◆ **Exercise task**
Your task is to copy every line of this material exactly.

◆ **Data provided**
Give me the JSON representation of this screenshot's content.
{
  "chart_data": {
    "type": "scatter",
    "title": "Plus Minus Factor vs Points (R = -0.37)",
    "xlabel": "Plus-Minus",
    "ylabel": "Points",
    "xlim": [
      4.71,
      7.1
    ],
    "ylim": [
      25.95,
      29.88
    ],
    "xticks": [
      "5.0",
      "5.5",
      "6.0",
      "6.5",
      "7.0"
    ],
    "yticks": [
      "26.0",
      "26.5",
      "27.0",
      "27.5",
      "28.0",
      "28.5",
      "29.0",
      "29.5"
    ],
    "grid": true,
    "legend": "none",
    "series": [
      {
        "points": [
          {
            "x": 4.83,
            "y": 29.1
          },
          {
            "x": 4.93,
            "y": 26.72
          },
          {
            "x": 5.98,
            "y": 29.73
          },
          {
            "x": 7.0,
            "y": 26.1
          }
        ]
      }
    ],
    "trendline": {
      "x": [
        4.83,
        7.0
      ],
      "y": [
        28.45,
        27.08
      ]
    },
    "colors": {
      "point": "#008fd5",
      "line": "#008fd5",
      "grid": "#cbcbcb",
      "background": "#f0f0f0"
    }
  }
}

◆ **Full response**
Give me the JSON representation of this screenshot's content.
{
  "chart_data": {
    "type": "scatter",
    "title": "Plus Minus Factor vs Points (R = -0.37)",
    "xlabel": "Plus-Minus",
    "ylabel": "Points",
    "xlim": [
      4.71,
      7.1
    ],
    "ylim": [
      25.95,
      29.88
    ],
    "xticks": [
      "5.0",
      "5.5",
      "6.0",
      "6.5",
      "7.0"
    ],
    "yticks": [
      "26.0",
      "26.5",
      "27.0",
      "27.5",
      "28.0",
      "28.5",
      "29.0",
      "29.5"
    ],
    "grid": true,
    "legend": "none",
    "series": [
      {
        "points": [
          {
            "x": 4.83,
            "y": 29.1
          },
          {
            "x": 4.93,
            "y": 26.72
          },
          {
            "x": 5.98,
            "y": 29.73
          },
          {
            "x": 7.0,
            "y": 26.1
          }
        ]
      }
    ],
    "trendline": {
      "x": [
        4.83,
        7.0
      ],
      "y": [
        28.45,
        27.08
      ]
    },
    "colors": {
      "point": "#008fd5",
      "line": "#008fd5",
      "grid": "#cbcbcb",
      "background": "#f0f0f0"
    }
  }
}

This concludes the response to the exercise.